◆ **Opdracht**
Zet de rechtbankuitspraak over de asielaanvraag voort, te beginnen na de laatste zin die getoond wordt.

◆ **Tekstfragment**
Zittingsplaats Utrecht Bestuursrecht zaaknummer: NL23.21283
uitspraak van de enkelvoudige kamer in de zaak tussen [eiser], V-nummer: [V-nummer] , eiser (gemachtigde: mr. J.W.F. Menick),
en
de Staatssecretaris van Justitie en Veiligheid, (gemachtigde: mr. S. Vreugdehil-Brock).

Inleiding

1. In deze uitspraak beoordeelt de rechtbank het beroep van eiser tegen het niet in behandeling nemen van de aanvraag tot het verlenen van een verblijfsvergunning asiel voor bepaalde tijd. De staatssecretaris heeft de aanvraag met het bestreden besluit van 17 juli 2023 niet in behandeling genomen omdat Duitsland verantwoordelijk is voor de aanvraag.
1.1.
De rechtbank heeft het beroep op 8 augustus 2023 op zitting behandeld. Hieraan hebben deelgenomen: eiser, de gemachtigde van eiser, T. Slimane als tolk en de gemachtigde van de staatssecretaris.

Beoordeling door de rechtbank

2. De rechtbank beoordeelt het niet in behandeling nemen van de asielaanvraag van eiser omdat Duitsland verantwoordelijk is voor de asielaanvraag van eiser. Zij doet dat aan de hand van de argumenten die eiser heeft aangevoerd, de beroepsgronden.
3. De rechtbank verklaart het beroep ongegrond. Dat betekent dat eiser ongelijk krijgt en het niet in behandeling nemen van zijn aanvraag in stand blijft. Hierna legt de rechtbank uit hoe zij tot dit oordeel komt en welke gevolgen dit oordeel heeft.
4. De Europese Unie heeft gezamenlijke regelgeving over het in behandeling nemen van asielaanvragen. Die staat in de Dublinverordening. Op grond van de Dublinverordening neemt de staatssecretaris een asielaanvraag niet in behandeling als is vastgesteld dat een andere lidstaat verantwoordelijk is voor de behandeling daarvan.1 In dit geval heeft Nederland bij Duitsland een verzoek om terugname gedaan. Duitsland heeft dit verzoek aanvaard.
1. Dit staat ook in artikel 30, eerste lid, van de Vreemdelingenwet 2000.

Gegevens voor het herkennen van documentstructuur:
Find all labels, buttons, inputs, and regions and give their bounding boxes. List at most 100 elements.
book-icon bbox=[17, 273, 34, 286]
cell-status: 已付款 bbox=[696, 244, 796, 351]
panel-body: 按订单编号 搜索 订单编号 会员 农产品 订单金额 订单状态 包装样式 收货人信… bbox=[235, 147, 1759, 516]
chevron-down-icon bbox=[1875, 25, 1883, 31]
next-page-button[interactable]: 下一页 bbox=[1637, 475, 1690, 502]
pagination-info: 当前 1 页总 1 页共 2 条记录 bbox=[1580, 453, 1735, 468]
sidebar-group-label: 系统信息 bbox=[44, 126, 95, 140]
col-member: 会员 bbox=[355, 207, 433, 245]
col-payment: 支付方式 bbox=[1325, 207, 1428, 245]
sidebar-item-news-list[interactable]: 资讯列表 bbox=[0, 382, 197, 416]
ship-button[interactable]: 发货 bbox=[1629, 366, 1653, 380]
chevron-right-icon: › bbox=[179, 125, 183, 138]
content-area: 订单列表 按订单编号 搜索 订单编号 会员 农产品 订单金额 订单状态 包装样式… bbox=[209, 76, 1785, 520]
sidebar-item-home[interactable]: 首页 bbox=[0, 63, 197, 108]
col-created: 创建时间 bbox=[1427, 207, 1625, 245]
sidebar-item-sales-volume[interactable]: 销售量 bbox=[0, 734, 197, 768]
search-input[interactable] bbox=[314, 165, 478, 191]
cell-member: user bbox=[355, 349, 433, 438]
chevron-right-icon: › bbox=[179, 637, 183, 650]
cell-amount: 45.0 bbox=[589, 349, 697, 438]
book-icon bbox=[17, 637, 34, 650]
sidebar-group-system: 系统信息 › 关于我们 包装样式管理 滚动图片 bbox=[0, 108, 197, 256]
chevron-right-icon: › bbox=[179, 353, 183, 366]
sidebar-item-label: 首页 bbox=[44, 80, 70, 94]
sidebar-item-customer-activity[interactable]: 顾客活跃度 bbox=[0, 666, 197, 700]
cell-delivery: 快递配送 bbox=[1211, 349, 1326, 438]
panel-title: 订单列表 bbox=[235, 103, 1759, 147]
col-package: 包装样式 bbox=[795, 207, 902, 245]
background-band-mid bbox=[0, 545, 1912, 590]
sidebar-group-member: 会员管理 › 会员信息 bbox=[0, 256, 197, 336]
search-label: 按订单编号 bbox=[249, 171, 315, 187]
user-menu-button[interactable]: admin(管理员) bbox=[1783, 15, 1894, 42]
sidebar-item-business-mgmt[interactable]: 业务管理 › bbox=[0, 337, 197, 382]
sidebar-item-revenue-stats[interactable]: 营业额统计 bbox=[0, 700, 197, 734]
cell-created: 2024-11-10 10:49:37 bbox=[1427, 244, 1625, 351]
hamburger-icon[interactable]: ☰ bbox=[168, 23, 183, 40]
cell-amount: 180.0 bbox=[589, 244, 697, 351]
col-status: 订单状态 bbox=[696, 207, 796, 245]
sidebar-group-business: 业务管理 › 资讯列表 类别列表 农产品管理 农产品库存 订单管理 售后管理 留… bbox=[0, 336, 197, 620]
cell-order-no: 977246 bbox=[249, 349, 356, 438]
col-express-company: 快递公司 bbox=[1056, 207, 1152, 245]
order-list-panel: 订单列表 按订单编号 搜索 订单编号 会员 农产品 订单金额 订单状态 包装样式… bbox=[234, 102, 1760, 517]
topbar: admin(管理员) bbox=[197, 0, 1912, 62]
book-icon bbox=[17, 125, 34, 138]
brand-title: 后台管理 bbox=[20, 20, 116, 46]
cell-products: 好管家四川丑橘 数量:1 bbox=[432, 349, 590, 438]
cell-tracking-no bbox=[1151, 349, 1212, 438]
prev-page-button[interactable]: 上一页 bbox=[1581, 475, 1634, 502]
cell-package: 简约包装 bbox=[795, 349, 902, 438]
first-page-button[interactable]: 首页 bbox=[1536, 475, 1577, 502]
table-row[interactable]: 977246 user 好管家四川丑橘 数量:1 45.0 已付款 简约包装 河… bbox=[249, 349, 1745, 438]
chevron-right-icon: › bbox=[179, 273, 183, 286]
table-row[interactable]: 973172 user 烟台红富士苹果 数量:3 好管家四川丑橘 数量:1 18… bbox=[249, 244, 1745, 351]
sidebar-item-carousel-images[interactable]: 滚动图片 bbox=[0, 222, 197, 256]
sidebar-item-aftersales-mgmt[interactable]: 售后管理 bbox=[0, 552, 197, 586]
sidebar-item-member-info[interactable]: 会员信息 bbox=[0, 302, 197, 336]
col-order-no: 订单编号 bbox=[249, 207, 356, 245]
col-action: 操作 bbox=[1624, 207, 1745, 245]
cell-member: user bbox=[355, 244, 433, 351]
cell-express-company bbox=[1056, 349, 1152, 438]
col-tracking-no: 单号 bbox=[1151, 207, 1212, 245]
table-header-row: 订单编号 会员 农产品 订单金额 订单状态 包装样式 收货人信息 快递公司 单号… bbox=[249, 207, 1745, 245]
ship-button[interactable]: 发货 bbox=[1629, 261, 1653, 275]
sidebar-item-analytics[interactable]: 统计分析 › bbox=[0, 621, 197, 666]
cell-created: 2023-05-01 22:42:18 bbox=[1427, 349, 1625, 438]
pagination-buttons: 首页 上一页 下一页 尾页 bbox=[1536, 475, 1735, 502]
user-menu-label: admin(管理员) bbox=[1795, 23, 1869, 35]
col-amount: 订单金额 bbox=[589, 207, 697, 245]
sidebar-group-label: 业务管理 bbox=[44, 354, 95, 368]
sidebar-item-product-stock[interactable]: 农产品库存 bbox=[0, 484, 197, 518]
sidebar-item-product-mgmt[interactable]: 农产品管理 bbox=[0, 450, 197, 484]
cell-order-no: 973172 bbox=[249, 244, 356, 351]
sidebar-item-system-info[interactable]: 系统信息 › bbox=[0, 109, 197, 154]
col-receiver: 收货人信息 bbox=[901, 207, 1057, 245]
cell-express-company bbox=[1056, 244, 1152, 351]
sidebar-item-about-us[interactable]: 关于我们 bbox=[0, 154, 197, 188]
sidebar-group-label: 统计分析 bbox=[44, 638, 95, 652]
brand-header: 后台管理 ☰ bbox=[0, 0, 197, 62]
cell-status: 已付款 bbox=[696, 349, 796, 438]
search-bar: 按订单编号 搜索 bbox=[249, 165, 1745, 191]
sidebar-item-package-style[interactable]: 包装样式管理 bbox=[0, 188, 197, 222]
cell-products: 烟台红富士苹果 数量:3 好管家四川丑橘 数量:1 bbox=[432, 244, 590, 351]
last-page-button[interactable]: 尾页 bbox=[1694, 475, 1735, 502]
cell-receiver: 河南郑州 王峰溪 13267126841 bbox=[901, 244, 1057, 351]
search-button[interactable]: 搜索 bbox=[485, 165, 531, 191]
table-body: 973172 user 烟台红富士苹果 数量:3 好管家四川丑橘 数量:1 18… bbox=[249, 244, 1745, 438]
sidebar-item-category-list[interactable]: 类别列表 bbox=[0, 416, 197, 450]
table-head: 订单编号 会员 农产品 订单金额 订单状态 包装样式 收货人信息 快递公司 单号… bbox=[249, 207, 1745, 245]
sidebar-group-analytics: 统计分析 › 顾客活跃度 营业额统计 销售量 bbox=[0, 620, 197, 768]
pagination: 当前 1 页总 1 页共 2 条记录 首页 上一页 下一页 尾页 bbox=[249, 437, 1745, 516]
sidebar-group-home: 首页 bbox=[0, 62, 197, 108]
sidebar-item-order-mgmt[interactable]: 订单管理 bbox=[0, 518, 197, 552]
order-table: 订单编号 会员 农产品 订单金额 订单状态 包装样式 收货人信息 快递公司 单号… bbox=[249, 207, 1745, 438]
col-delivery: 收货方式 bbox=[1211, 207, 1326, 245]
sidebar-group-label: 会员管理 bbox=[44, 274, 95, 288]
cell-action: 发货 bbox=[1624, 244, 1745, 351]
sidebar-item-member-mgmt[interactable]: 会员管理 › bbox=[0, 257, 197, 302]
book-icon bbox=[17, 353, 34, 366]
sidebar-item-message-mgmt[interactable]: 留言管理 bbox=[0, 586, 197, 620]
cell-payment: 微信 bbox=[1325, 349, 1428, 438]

◆ **Uitgewerkt antwoord**
Persoonlijke omstandigheden
5. Eiser heeft ter zitting gesteld de verantwoordelijkheid van Duitsland niet langer te bestrijden. Eiser voert aan dat Nederland wegens zijn persoonlijke omstandigheden de aanvraag aan zich had moet trekken. Hij heeft verslavingsproblematiek en wil worden geholpen om van zijn verslaving af te komen. In Duitsland heeft hij geen hulp hiervoor gehad. Verder heeft eiser door de gebeurtenissen in zijn leven psychische problemen gekregen, kan hij niet terug naar Algerije en wil hij in Nederland een toekomst opbouwen. De staatssecretaris had hierin aanleiding moeten zien om zijn asielaanvraag in behandeling te nemen.
6. De rechtbank oordeelt als volgt. Eiser heeft zijn psychische problemen of verslavingsproblematiek niet met documenten onderbouwd of anderszins aannemelijk gemaakt. Eiser heeft ook niet aannemelijk gemaakt dat hij in Duitsland geen hulp heeft gehad voor zijn gestelde verslaving, of dat Nederland het meest aangewezen land is om hem te behandelen. Dat eiser in Nederland een toekomst wil opbouwen is niet relevant voor de bepaling van de verantwoordelijke lidstaat. Eiser kan zijn asielmotieven met betrekking tot Algerije in Duitsland aanvoeren. De beroepsgrond slaagt niet. Van een gebrek in de motivering is geen sprake.

Conclusie en gevolgen

7. Het beroep is ongegrond. Dat betekent dat eiser geen gelijk krijgt. Eiser krijgt geen vergoeding van zijn proceskosten.

Beslissing

De rechtbank verklaart het beroep ongegrond.
Deze uitspraak is gedaan door mr. P.J.M. Mol, rechter, in aanwezigheid van mr. S.J. Valk, griffier.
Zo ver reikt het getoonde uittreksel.